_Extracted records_
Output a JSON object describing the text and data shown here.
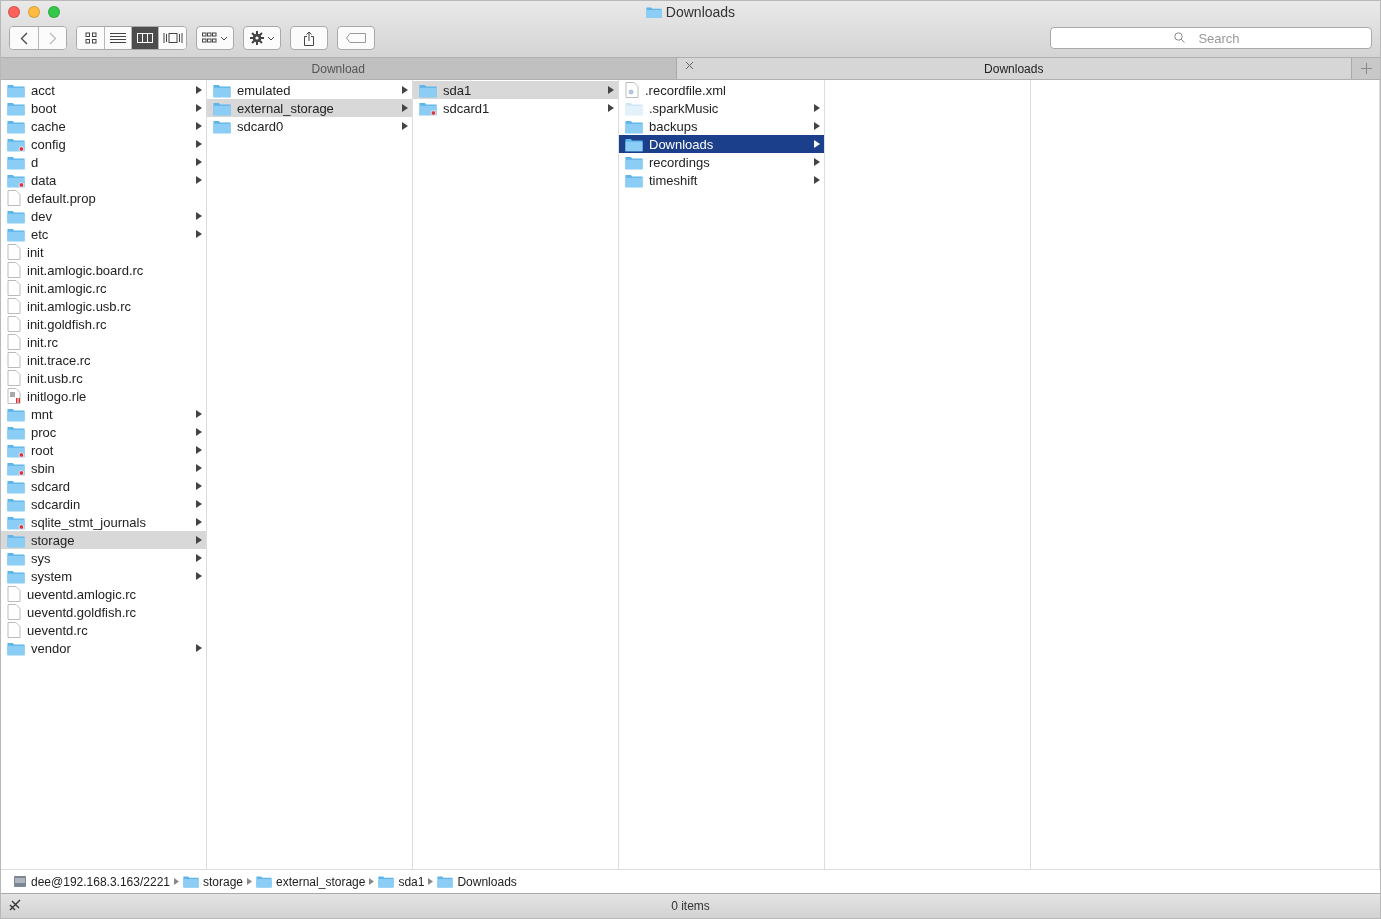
{
  "window": {
    "title": "Downloads"
  },
  "toolbar": {
    "view_modes": [
      {
        "kind": "icons",
        "selected": false
      },
      {
        "kind": "list",
        "selected": false
      },
      {
        "kind": "columns",
        "selected": true
      },
      {
        "kind": "coverflow",
        "selected": false
      }
    ]
  },
  "search": {
    "placeholder": "Search"
  },
  "tabs": [
    {
      "label": "Download",
      "selected": false,
      "closable": false
    },
    {
      "label": "Downloads",
      "selected": true,
      "closable": true
    }
  ],
  "columns": [
    {
      "items": [
        {
          "name": "acct",
          "kind": "folder",
          "locked": false,
          "arrow": true,
          "expanded": false,
          "selected": false
        },
        {
          "name": "boot",
          "kind": "folder",
          "locked": false,
          "arrow": true,
          "expanded": false,
          "selected": false
        },
        {
          "name": "cache",
          "kind": "folder",
          "locked": false,
          "arrow": true,
          "expanded": false,
          "selected": false
        },
        {
          "name": "config",
          "kind": "folder",
          "locked": true,
          "arrow": true,
          "expanded": false,
          "selected": false
        },
        {
          "name": "d",
          "kind": "folder",
          "locked": false,
          "arrow": true,
          "expanded": false,
          "selected": false
        },
        {
          "name": "data",
          "kind": "folder",
          "locked": true,
          "arrow": true,
          "expanded": false,
          "selected": false
        },
        {
          "name": "default.prop",
          "kind": "file",
          "locked": false,
          "arrow": false,
          "expanded": false,
          "selected": false
        },
        {
          "name": "dev",
          "kind": "folder",
          "locked": false,
          "arrow": true,
          "expanded": false,
          "selected": false
        },
        {
          "name": "etc",
          "kind": "folder",
          "locked": false,
          "arrow": true,
          "expanded": false,
          "selected": false
        },
        {
          "name": "init",
          "kind": "file",
          "locked": false,
          "arrow": false,
          "expanded": false,
          "selected": false
        },
        {
          "name": "init.amlogic.board.rc",
          "kind": "file",
          "locked": false,
          "arrow": false,
          "expanded": false,
          "selected": false
        },
        {
          "name": "init.amlogic.rc",
          "kind": "file",
          "locked": false,
          "arrow": false,
          "expanded": false,
          "selected": false
        },
        {
          "name": "init.amlogic.usb.rc",
          "kind": "file",
          "locked": false,
          "arrow": false,
          "expanded": false,
          "selected": false
        },
        {
          "name": "init.goldfish.rc",
          "kind": "file",
          "locked": false,
          "arrow": false,
          "expanded": false,
          "selected": false
        },
        {
          "name": "init.rc",
          "kind": "file",
          "locked": false,
          "arrow": false,
          "expanded": false,
          "selected": false
        },
        {
          "name": "init.trace.rc",
          "kind": "file",
          "locked": false,
          "arrow": false,
          "expanded": false,
          "selected": false
        },
        {
          "name": "init.usb.rc",
          "kind": "file",
          "locked": false,
          "arrow": false,
          "expanded": false,
          "selected": false
        },
        {
          "name": "initlogo.rle",
          "kind": "image",
          "locked": false,
          "arrow": false,
          "expanded": false,
          "selected": false
        },
        {
          "name": "mnt",
          "kind": "folder",
          "locked": false,
          "arrow": true,
          "expanded": false,
          "selected": false
        },
        {
          "name": "proc",
          "kind": "folder",
          "locked": false,
          "arrow": true,
          "expanded": false,
          "selected": false
        },
        {
          "name": "root",
          "kind": "folder",
          "locked": true,
          "arrow": true,
          "expanded": false,
          "selected": false
        },
        {
          "name": "sbin",
          "kind": "folder",
          "locked": true,
          "arrow": true,
          "expanded": false,
          "selected": false
        },
        {
          "name": "sdcard",
          "kind": "folder",
          "locked": false,
          "arrow": true,
          "expanded": false,
          "selected": false
        },
        {
          "name": "sdcardin",
          "kind": "folder",
          "locked": false,
          "arrow": true,
          "expanded": false,
          "selected": false
        },
        {
          "name": "sqlite_stmt_journals",
          "kind": "folder",
          "locked": true,
          "arrow": true,
          "expanded": false,
          "selected": false
        },
        {
          "name": "storage",
          "kind": "folder",
          "locked": false,
          "arrow": true,
          "expanded": true,
          "selected": false
        },
        {
          "name": "sys",
          "kind": "folder",
          "locked": false,
          "arrow": true,
          "expanded": false,
          "selected": false
        },
        {
          "name": "system",
          "kind": "folder",
          "locked": false,
          "arrow": true,
          "expanded": false,
          "selected": false
        },
        {
          "name": "ueventd.amlogic.rc",
          "kind": "file",
          "locked": false,
          "arrow": false,
          "expanded": false,
          "selected": false
        },
        {
          "name": "ueventd.goldfish.rc",
          "kind": "file",
          "locked": false,
          "arrow": false,
          "expanded": false,
          "selected": false
        },
        {
          "name": "ueventd.rc",
          "kind": "file",
          "locked": false,
          "arrow": false,
          "expanded": false,
          "selected": false
        },
        {
          "name": "vendor",
          "kind": "folder",
          "locked": false,
          "arrow": true,
          "expanded": false,
          "selected": false
        }
      ]
    },
    {
      "items": [
        {
          "name": "emulated",
          "kind": "folder",
          "locked": false,
          "arrow": true,
          "expanded": false,
          "selected": false
        },
        {
          "name": "external_storage",
          "kind": "folder",
          "locked": false,
          "arrow": true,
          "expanded": true,
          "selected": false
        },
        {
          "name": "sdcard0",
          "kind": "folder",
          "locked": false,
          "arrow": true,
          "expanded": false,
          "selected": false
        }
      ]
    },
    {
      "items": [
        {
          "name": "sda1",
          "kind": "folder",
          "locked": false,
          "arrow": true,
          "expanded": true,
          "selected": false
        },
        {
          "name": "sdcard1",
          "kind": "folder",
          "locked": true,
          "arrow": true,
          "expanded": false,
          "selected": false
        }
      ]
    },
    {
      "items": [
        {
          "name": ".recordfile.xml",
          "kind": "xml",
          "locked": false,
          "arrow": false,
          "expanded": false,
          "selected": false
        },
        {
          "name": ".sparkMusic",
          "kind": "hidden-folder",
          "locked": false,
          "arrow": true,
          "expanded": false,
          "selected": false
        },
        {
          "name": "backups",
          "kind": "folder",
          "locked": false,
          "arrow": true,
          "expanded": false,
          "selected": false
        },
        {
          "name": "Downloads",
          "kind": "folder",
          "locked": false,
          "arrow": true,
          "expanded": false,
          "selected": true
        },
        {
          "name": "recordings",
          "kind": "folder",
          "locked": false,
          "arrow": true,
          "expanded": false,
          "selected": false
        },
        {
          "name": "timeshift",
          "kind": "folder",
          "locked": false,
          "arrow": true,
          "expanded": false,
          "selected": false
        }
      ]
    }
  ],
  "path_bar": [
    {
      "label": "dee@192.168.3.163/2221",
      "kind": "server"
    },
    {
      "label": "storage",
      "kind": "folder"
    },
    {
      "label": "external_storage",
      "kind": "folder"
    },
    {
      "label": "sda1",
      "kind": "folder"
    },
    {
      "label": "Downloads",
      "kind": "folder"
    }
  ],
  "status_bar": {
    "text": "0 items"
  }
}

_WHAT IS BEING ASKED_
Quote every line word for word and keep the images out of the copy.

_WRITTEN SOLUTION_
Output a JSON object describing the text and data shown here.
{
  "window": {
    "title": "Downloads"
  },
  "toolbar": {
    "view_modes": [
      {
        "kind": "icons",
        "selected": false
      },
      {
        "kind": "list",
        "selected": false
      },
      {
        "kind": "columns",
        "selected": true
      },
      {
        "kind": "coverflow",
        "selected": false
      }
    ]
  },
  "search": {
    "placeholder": "Search"
  },
  "tabs": [
    {
      "label": "Download",
      "selected": false,
      "closable": false
    },
    {
      "label": "Downloads",
      "selected": true,
      "closable": true
    }
  ],
  "columns": [
    {
      "items": [
        {
          "name": "acct",
          "kind": "folder",
          "locked": false,
          "arrow": true,
          "expanded": false,
          "selected": false
        },
        {
          "name": "boot",
          "kind": "folder",
          "locked": false,
          "arrow": true,
          "expanded": false,
          "selected": false
        },
        {
          "name": "cache",
          "kind": "folder",
          "locked": false,
          "arrow": true,
          "expanded": false,
          "selected": false
        },
        {
          "name": "config",
          "kind": "folder",
          "locked": true,
          "arrow": true,
          "expanded": false,
          "selected": false
        },
        {
          "name": "d",
          "kind": "folder",
          "locked": false,
          "arrow": true,
          "expanded": false,
          "selected": false
        },
        {
          "name": "data",
          "kind": "folder",
          "locked": true,
          "arrow": true,
          "expanded": false,
          "selected": false
        },
        {
          "name": "default.prop",
          "kind": "file",
          "locked": false,
          "arrow": false,
          "expanded": false,
          "selected": false
        },
        {
          "name": "dev",
          "kind": "folder",
          "locked": false,
          "arrow": true,
          "expanded": false,
          "selected": false
        },
        {
          "name": "etc",
          "kind": "folder",
          "locked": false,
          "arrow": true,
          "expanded": false,
          "selected": false
        },
        {
          "name": "init",
          "kind": "file",
          "locked": false,
          "arrow": false,
          "expanded": false,
          "selected": false
        },
        {
          "name": "init.amlogic.board.rc",
          "kind": "file",
          "locked": false,
          "arrow": false,
          "expanded": false,
          "selected": false
        },
        {
          "name": "init.amlogic.rc",
          "kind": "file",
          "locked": false,
          "arrow": false,
          "expanded": false,
          "selected": false
        },
        {
          "name": "init.amlogic.usb.rc",
          "kind": "file",
          "locked": false,
          "arrow": false,
          "expanded": false,
          "selected": false
        },
        {
          "name": "init.goldfish.rc",
          "kind": "file",
          "locked": false,
          "arrow": false,
          "expanded": false,
          "selected": false
        },
        {
          "name": "init.rc",
          "kind": "file",
          "locked": false,
          "arrow": false,
          "expanded": false,
          "selected": false
        },
        {
          "name": "init.trace.rc",
          "kind": "file",
          "locked": false,
          "arrow": false,
          "expanded": false,
          "selected": false
        },
        {
          "name": "init.usb.rc",
          "kind": "file",
          "locked": false,
          "arrow": false,
          "expanded": false,
          "selected": false
        },
        {
          "name": "initlogo.rle",
          "kind": "image",
          "locked": false,
          "arrow": false,
          "expanded": false,
          "selected": false
        },
        {
          "name": "mnt",
          "kind": "folder",
          "locked": false,
          "arrow": true,
          "expanded": false,
          "selected": false
        },
        {
          "name": "proc",
          "kind": "folder",
          "locked": false,
          "arrow": true,
          "expanded": false,
          "selected": false
        },
        {
          "name": "root",
          "kind": "folder",
          "locked": true,
          "arrow": true,
          "expanded": false,
          "selected": false
        },
        {
          "name": "sbin",
          "kind": "folder",
          "locked": true,
          "arrow": true,
          "expanded": false,
          "selected": false
        },
        {
          "name": "sdcard",
          "kind": "folder",
          "locked": false,
          "arrow": true,
          "expanded": false,
          "selected": false
        },
        {
          "name": "sdcardin",
          "kind": "folder",
          "locked": false,
          "arrow": true,
          "expanded": false,
          "selected": false
        },
        {
          "name": "sqlite_stmt_journals",
          "kind": "folder",
          "locked": true,
          "arrow": true,
          "expanded": false,
          "selected": false
        },
        {
          "name": "storage",
          "kind": "folder",
          "locked": false,
          "arrow": true,
          "expanded": true,
          "selected": false
        },
        {
          "name": "sys",
          "kind": "folder",
          "locked": false,
          "arrow": true,
          "expanded": false,
          "selected": false
        },
        {
          "name": "system",
          "kind": "folder",
          "locked": false,
          "arrow": true,
          "expanded": false,
          "selected": false
        },
        {
          "name": "ueventd.amlogic.rc",
          "kind": "file",
          "locked": false,
          "arrow": false,
          "expanded": false,
          "selected": false
        },
        {
          "name": "ueventd.goldfish.rc",
          "kind": "file",
          "locked": false,
          "arrow": false,
          "expanded": false,
          "selected": false
        },
        {
          "name": "ueventd.rc",
          "kind": "file",
          "locked": false,
          "arrow": false,
          "expanded": false,
          "selected": false
        },
        {
          "name": "vendor",
          "kind": "folder",
          "locked": false,
          "arrow": true,
          "expanded": false,
          "selected": false
        }
      ]
    },
    {
      "items": [
        {
          "name": "emulated",
          "kind": "folder",
          "locked": false,
          "arrow": true,
          "expanded": false,
          "selected": false
        },
        {
          "name": "external_storage",
          "kind": "folder",
          "locked": false,
          "arrow": true,
          "expanded": true,
          "selected": false
        },
        {
          "name": "sdcard0",
          "kind": "folder",
          "locked": false,
          "arrow": true,
          "expanded": false,
          "selected": false
        }
      ]
    },
    {
      "items": [
        {
          "name": "sda1",
          "kind": "folder",
          "locked": false,
          "arrow": true,
          "expanded": true,
          "selected": false
        },
        {
          "name": "sdcard1",
          "kind": "folder",
          "locked": true,
          "arrow": true,
          "expanded": false,
          "selected": false
        }
      ]
    },
    {
      "items": [
        {
          "name": ".recordfile.xml",
          "kind": "xml",
          "locked": false,
          "arrow": false,
          "expanded": false,
          "selected": false
        },
        {
          "name": ".sparkMusic",
          "kind": "hidden-folder",
          "locked": false,
          "arrow": true,
          "expanded": false,
          "selected": false
        },
        {
          "name": "backups",
          "kind": "folder",
          "locked": false,
          "arrow": true,
          "expanded": false,
          "selected": false
        },
        {
          "name": "Downloads",
          "kind": "folder",
          "locked": false,
          "arrow": true,
          "expanded": false,
          "selected": true
        },
        {
          "name": "recordings",
          "kind": "folder",
          "locked": false,
          "arrow": true,
          "expanded": false,
          "selected": false
        },
        {
          "name": "timeshift",
          "kind": "folder",
          "locked": false,
          "arrow": true,
          "expanded": false,
          "selected": false
        }
      ]
    }
  ],
  "path_bar": [
    {
      "label": "dee@192.168.3.163/2221",
      "kind": "server"
    },
    {
      "label": "storage",
      "kind": "folder"
    },
    {
      "label": "external_storage",
      "kind": "folder"
    },
    {
      "label": "sda1",
      "kind": "folder"
    },
    {
      "label": "Downloads",
      "kind": "folder"
    }
  ],
  "status_bar": {
    "text": "0 items"
  }
}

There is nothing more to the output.